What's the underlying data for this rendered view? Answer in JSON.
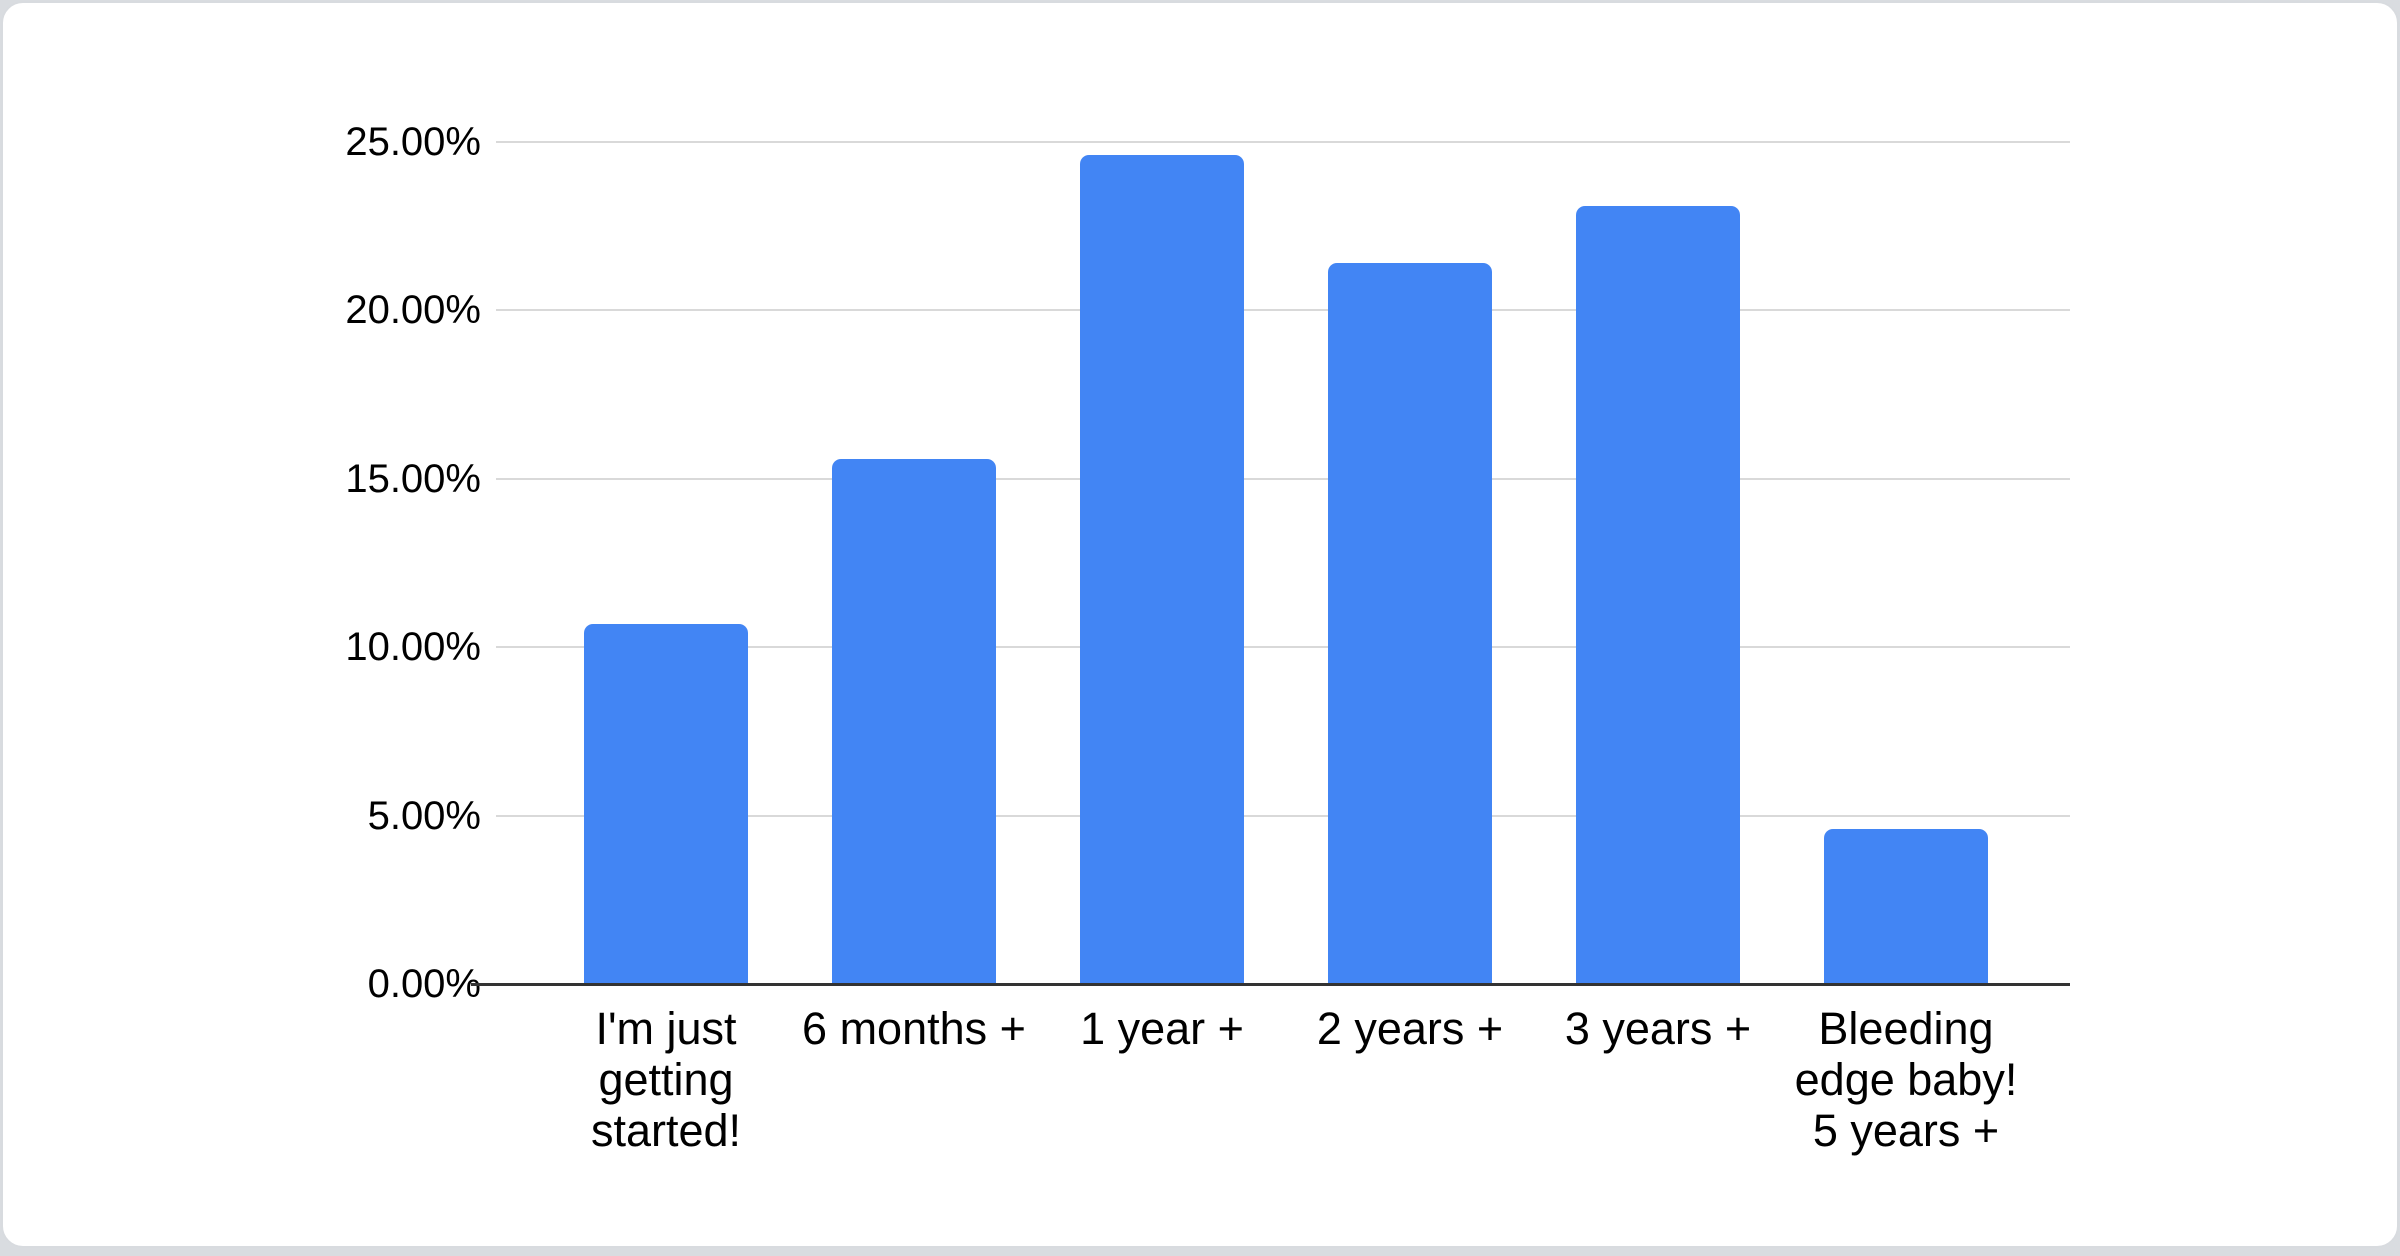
{
  "page": {
    "background_color": "#d9dce0",
    "card_background_color": "#ffffff",
    "card_border_color": "#d8dbdf"
  },
  "chart_data": {
    "type": "bar",
    "title": "",
    "xlabel": "",
    "ylabel": "",
    "categories": [
      "I'm just getting started!",
      "6 months +",
      "1 year +",
      "2 years +",
      "3 years +",
      "Bleeding edge baby! 5 years +"
    ],
    "categories_wrapped": [
      [
        "I'm just",
        "getting",
        "started!"
      ],
      [
        "6 months +"
      ],
      [
        "1 year +"
      ],
      [
        "2 years +"
      ],
      [
        "3 years +"
      ],
      [
        "Bleeding",
        "edge baby!",
        "5 years +"
      ]
    ],
    "values": [
      10.7,
      15.6,
      24.6,
      21.4,
      23.1,
      4.6
    ],
    "value_unit": "%",
    "ylim": [
      0,
      25
    ],
    "ytick_step": 5,
    "ytick_labels": [
      "0.00%",
      "5.00%",
      "10.00%",
      "15.00%",
      "20.00%",
      "25.00%"
    ],
    "grid": true,
    "legend": "none",
    "bar_color": "#4285f4",
    "gridline_color": "#d9d9d9",
    "axis_line_color": "#333333",
    "label_color": "#000000"
  }
}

○ ○ ○

▸ Exercise aim
Pull every line holding "baby" out of the records.

▸ The response
      "Bleeding edge baby! 5 years +"
        "edge baby!",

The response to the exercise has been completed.